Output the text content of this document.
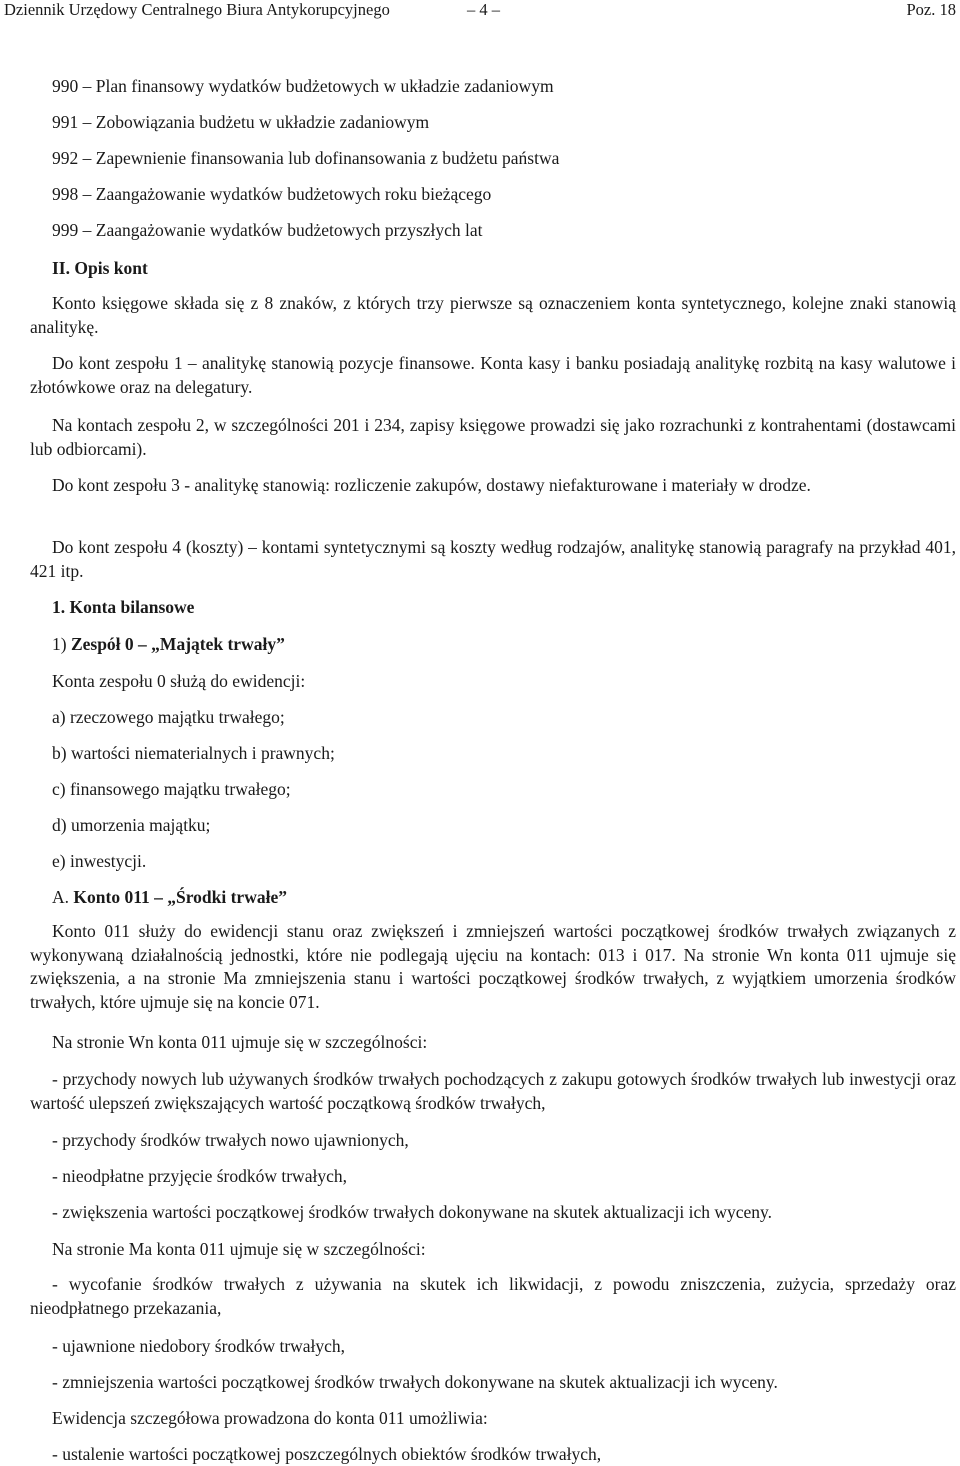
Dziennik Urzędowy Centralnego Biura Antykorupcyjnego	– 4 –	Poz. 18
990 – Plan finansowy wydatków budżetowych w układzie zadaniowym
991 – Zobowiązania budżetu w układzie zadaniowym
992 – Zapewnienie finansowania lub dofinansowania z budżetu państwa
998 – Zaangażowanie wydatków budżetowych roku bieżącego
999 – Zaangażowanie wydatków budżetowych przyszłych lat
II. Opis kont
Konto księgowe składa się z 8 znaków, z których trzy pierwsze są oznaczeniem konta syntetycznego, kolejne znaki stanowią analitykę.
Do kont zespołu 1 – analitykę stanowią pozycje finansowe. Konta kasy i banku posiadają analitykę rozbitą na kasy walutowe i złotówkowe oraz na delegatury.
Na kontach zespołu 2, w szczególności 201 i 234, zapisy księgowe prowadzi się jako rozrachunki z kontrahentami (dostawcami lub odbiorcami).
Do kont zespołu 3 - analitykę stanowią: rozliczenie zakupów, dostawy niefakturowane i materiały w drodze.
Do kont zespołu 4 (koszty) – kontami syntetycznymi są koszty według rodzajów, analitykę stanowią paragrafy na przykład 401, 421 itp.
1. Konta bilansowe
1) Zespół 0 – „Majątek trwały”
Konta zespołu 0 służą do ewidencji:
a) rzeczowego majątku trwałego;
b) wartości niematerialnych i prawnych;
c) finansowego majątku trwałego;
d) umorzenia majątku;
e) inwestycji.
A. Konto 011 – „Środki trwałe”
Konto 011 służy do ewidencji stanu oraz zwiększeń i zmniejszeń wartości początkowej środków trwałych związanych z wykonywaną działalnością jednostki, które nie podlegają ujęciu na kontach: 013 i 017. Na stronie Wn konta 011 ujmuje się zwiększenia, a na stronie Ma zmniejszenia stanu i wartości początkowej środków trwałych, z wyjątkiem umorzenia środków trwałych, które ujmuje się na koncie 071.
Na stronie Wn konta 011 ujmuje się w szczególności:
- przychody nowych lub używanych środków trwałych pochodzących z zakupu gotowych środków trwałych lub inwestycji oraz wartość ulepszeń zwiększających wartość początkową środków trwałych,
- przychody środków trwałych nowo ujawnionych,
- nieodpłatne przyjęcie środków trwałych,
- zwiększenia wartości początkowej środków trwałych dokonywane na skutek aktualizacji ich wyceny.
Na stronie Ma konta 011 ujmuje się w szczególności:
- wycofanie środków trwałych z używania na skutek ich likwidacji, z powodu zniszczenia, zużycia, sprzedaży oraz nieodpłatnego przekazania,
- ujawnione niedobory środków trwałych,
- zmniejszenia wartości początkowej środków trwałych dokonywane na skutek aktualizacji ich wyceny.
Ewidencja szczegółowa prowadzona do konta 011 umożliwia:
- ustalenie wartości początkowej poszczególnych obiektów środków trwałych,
___
Transcribe the full listing character for character. Pictures are excluded.

Output the text content of this document.
Dziennik Urzędowy Centralnego Biura Antykorupcyjnego	– 4 –	Poz. 18
990 – Plan finansowy wydatków budżetowych w układzie zadaniowym
991 – Zobowiązania budżetu w układzie zadaniowym
992 – Zapewnienie finansowania lub dofinansowania z budżetu państwa
998 – Zaangażowanie wydatków budżetowych roku bieżącego
999 – Zaangażowanie wydatków budżetowych przyszłych lat
II. Opis kont
Konto księgowe składa się z 8 znaków, z których trzy pierwsze są oznaczeniem konta syntetycznego, kolejne znaki stanowią analitykę.
Do kont zespołu 1 – analitykę stanowią pozycje finansowe. Konta kasy i banku posiadają analitykę rozbitą na kasy walutowe i złotówkowe oraz na delegatury.
Na kontach zespołu 2, w szczególności 201 i 234, zapisy księgowe prowadzi się jako rozrachunki z kontrahentami (dostawcami lub odbiorcami).
Do kont zespołu 3 - analitykę stanowią: rozliczenie zakupów, dostawy niefakturowane i materiały w drodze.
Do kont zespołu 4 (koszty) – kontami syntetycznymi są koszty według rodzajów, analitykę stanowią paragrafy na przykład 401, 421 itp.
1. Konta bilansowe
1) Zespół 0 – „Majątek trwały”
Konta zespołu 0 służą do ewidencji:
a) rzeczowego majątku trwałego;
b) wartości niematerialnych i prawnych;
c) finansowego majątku trwałego;
d) umorzenia majątku;
e) inwestycji.
A. Konto 011 – „Środki trwałe”
Konto 011 służy do ewidencji stanu oraz zwiększeń i zmniejszeń wartości początkowej środków trwałych związanych z wykonywaną działalnością jednostki, które nie podlegają ujęciu na kontach: 013 i 017. Na stronie Wn konta 011 ujmuje się zwiększenia, a na stronie Ma zmniejszenia stanu i wartości początkowej środków trwałych, z wyjątkiem umorzenia środków trwałych, które ujmuje się na koncie 071.
Na stronie Wn konta 011 ujmuje się w szczególności:
- przychody nowych lub używanych środków trwałych pochodzących z zakupu gotowych środków trwałych lub inwestycji oraz wartość ulepszeń zwiększających wartość początkową środków trwałych,
- przychody środków trwałych nowo ujawnionych,
- nieodpłatne przyjęcie środków trwałych,
- zwiększenia wartości początkowej środków trwałych dokonywane na skutek aktualizacji ich wyceny.
Na stronie Ma konta 011 ujmuje się w szczególności:
- wycofanie środków trwałych z używania na skutek ich likwidacji, z powodu zniszczenia, zużycia, sprzedaży oraz nieodpłatnego przekazania,
- ujawnione niedobory środków trwałych,
- zmniejszenia wartości początkowej środków trwałych dokonywane na skutek aktualizacji ich wyceny.
Ewidencja szczegółowa prowadzona do konta 011 umożliwia:
- ustalenie wartości początkowej poszczególnych obiektów środków trwałych,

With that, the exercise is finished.